# [Direction]
Every entry that follows should be reproduced exactly.

# [Exercise data]
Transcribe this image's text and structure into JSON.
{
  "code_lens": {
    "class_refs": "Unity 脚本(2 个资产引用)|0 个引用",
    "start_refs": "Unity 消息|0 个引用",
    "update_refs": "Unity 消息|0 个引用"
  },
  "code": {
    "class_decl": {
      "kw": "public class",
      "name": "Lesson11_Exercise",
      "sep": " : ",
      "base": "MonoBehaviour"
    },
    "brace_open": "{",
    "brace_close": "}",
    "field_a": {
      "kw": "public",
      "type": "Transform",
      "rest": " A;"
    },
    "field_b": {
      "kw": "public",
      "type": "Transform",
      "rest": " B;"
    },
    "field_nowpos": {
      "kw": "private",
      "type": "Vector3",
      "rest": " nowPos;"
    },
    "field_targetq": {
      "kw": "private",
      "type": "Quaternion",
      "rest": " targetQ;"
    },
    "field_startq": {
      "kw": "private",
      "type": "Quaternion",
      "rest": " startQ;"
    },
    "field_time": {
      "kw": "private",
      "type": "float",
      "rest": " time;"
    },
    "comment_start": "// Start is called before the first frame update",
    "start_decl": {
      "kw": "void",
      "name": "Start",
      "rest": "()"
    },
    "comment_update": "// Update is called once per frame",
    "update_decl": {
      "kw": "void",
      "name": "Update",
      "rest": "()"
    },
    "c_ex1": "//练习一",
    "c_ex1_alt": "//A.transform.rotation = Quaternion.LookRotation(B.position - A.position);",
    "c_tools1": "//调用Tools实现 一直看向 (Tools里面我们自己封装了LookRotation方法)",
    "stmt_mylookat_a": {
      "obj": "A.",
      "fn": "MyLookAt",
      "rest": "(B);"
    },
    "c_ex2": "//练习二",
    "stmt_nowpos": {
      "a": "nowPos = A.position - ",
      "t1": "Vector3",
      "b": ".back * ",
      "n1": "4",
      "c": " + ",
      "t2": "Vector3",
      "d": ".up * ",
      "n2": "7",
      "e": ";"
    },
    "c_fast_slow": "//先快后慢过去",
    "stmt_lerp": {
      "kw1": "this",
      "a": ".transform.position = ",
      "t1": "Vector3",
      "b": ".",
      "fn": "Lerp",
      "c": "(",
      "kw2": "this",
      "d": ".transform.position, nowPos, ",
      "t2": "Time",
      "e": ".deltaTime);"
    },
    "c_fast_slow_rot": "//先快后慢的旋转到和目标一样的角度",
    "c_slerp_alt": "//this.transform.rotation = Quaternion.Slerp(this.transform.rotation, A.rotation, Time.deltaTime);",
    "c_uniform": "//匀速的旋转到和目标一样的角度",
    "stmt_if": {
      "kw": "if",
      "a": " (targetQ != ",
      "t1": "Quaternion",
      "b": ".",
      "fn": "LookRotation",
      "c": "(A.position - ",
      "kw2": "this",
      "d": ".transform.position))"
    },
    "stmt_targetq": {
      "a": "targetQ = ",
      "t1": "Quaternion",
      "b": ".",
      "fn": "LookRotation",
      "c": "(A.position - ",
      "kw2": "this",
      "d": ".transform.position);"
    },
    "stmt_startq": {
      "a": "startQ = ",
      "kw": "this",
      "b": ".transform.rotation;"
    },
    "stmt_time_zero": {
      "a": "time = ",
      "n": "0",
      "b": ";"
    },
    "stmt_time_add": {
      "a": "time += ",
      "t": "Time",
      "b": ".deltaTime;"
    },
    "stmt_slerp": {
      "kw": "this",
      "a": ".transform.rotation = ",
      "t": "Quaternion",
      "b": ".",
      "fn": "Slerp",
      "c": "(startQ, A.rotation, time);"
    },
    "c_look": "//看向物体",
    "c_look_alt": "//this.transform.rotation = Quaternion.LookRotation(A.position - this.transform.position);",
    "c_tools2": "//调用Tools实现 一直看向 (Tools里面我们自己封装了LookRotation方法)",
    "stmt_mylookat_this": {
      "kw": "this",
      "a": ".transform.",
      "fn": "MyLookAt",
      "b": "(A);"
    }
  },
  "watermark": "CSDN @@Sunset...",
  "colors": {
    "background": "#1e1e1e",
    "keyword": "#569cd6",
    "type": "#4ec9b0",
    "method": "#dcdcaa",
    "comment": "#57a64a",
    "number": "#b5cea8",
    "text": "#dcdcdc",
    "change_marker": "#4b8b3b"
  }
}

# [Solution for this exercise]
Transcribe this image's text and structure into JSON.
{
  "code_lens": {
    "class_refs": "Unity 脚本(2 个资产引用)|0 个引用",
    "start_refs": "Unity 消息|0 个引用",
    "update_refs": "Unity 消息|0 个引用"
  },
  "code": {
    "class_decl": {
      "kw": "public class",
      "name": "Lesson11_Exercise",
      "sep": " : ",
      "base": "MonoBehaviour"
    },
    "brace_open": "{",
    "brace_close": "}",
    "field_a": {
      "kw": "public",
      "type": "Transform",
      "rest": " A;"
    },
    "field_b": {
      "kw": "public",
      "type": "Transform",
      "rest": " B;"
    },
    "field_nowpos": {
      "kw": "private",
      "type": "Vector3",
      "rest": " nowPos;"
    },
    "field_targetq": {
      "kw": "private",
      "type": "Quaternion",
      "rest": " targetQ;"
    },
    "field_startq": {
      "kw": "private",
      "type": "Quaternion",
      "rest": " startQ;"
    },
    "field_time": {
      "kw": "private",
      "type": "float",
      "rest": " time;"
    },
    "comment_start": "// Start is called before the first frame update",
    "start_decl": {
      "kw": "void",
      "name": "Start",
      "rest": "()"
    },
    "comment_update": "// Update is called once per frame",
    "update_decl": {
      "kw": "void",
      "name": "Update",
      "rest": "()"
    },
    "c_ex1": "//练习一",
    "c_ex1_alt": "//A.transform.rotation = Quaternion.LookRotation(B.position - A.position);",
    "c_tools1": "//调用Tools实现 一直看向 (Tools里面我们自己封装了LookRotation方法)",
    "stmt_mylookat_a": {
      "obj": "A.",
      "fn": "MyLookAt",
      "rest": "(B);"
    },
    "c_ex2": "//练习二",
    "stmt_nowpos": {
      "a": "nowPos = A.position - ",
      "t1": "Vector3",
      "b": ".back * ",
      "n1": "4",
      "c": " + ",
      "t2": "Vector3",
      "d": ".up * ",
      "n2": "7",
      "e": ";"
    },
    "c_fast_slow": "//先快后慢过去",
    "stmt_lerp": {
      "kw1": "this",
      "a": ".transform.position = ",
      "t1": "Vector3",
      "b": ".",
      "fn": "Lerp",
      "c": "(",
      "kw2": "this",
      "d": ".transform.position, nowPos, ",
      "t2": "Time",
      "e": ".deltaTime);"
    },
    "c_fast_slow_rot": "//先快后慢的旋转到和目标一样的角度",
    "c_slerp_alt": "//this.transform.rotation = Quaternion.Slerp(this.transform.rotation, A.rotation, Time.deltaTime);",
    "c_uniform": "//匀速的旋转到和目标一样的角度",
    "stmt_if": {
      "kw": "if",
      "a": " (targetQ != ",
      "t1": "Quaternion",
      "b": ".",
      "fn": "LookRotation",
      "c": "(A.position - ",
      "kw2": "this",
      "d": ".transform.position))"
    },
    "stmt_targetq": {
      "a": "targetQ = ",
      "t1": "Quaternion",
      "b": ".",
      "fn": "LookRotation",
      "c": "(A.position - ",
      "kw2": "this",
      "d": ".transform.position);"
    },
    "stmt_startq": {
      "a": "startQ = ",
      "kw": "this",
      "b": ".transform.rotation;"
    },
    "stmt_time_zero": {
      "a": "time = ",
      "n": "0",
      "b": ";"
    },
    "stmt_time_add": {
      "a": "time += ",
      "t": "Time",
      "b": ".deltaTime;"
    },
    "stmt_slerp": {
      "kw": "this",
      "a": ".transform.rotation = ",
      "t": "Quaternion",
      "b": ".",
      "fn": "Slerp",
      "c": "(startQ, A.rotation, time);"
    },
    "c_look": "//看向物体",
    "c_look_alt": "//this.transform.rotation = Quaternion.LookRotation(A.position - this.transform.position);",
    "c_tools2": "//调用Tools实现 一直看向 (Tools里面我们自己封装了LookRotation方法)",
    "stmt_mylookat_this": {
      "kw": "this",
      "a": ".transform.",
      "fn": "MyLookAt",
      "b": "(A);"
    }
  },
  "watermark": "CSDN @@Sunset...",
  "colors": {
    "background": "#1e1e1e",
    "keyword": "#569cd6",
    "type": "#4ec9b0",
    "method": "#dcdcaa",
    "comment": "#57a64a",
    "number": "#b5cea8",
    "text": "#dcdcdc",
    "change_marker": "#4b8b3b"
  }
}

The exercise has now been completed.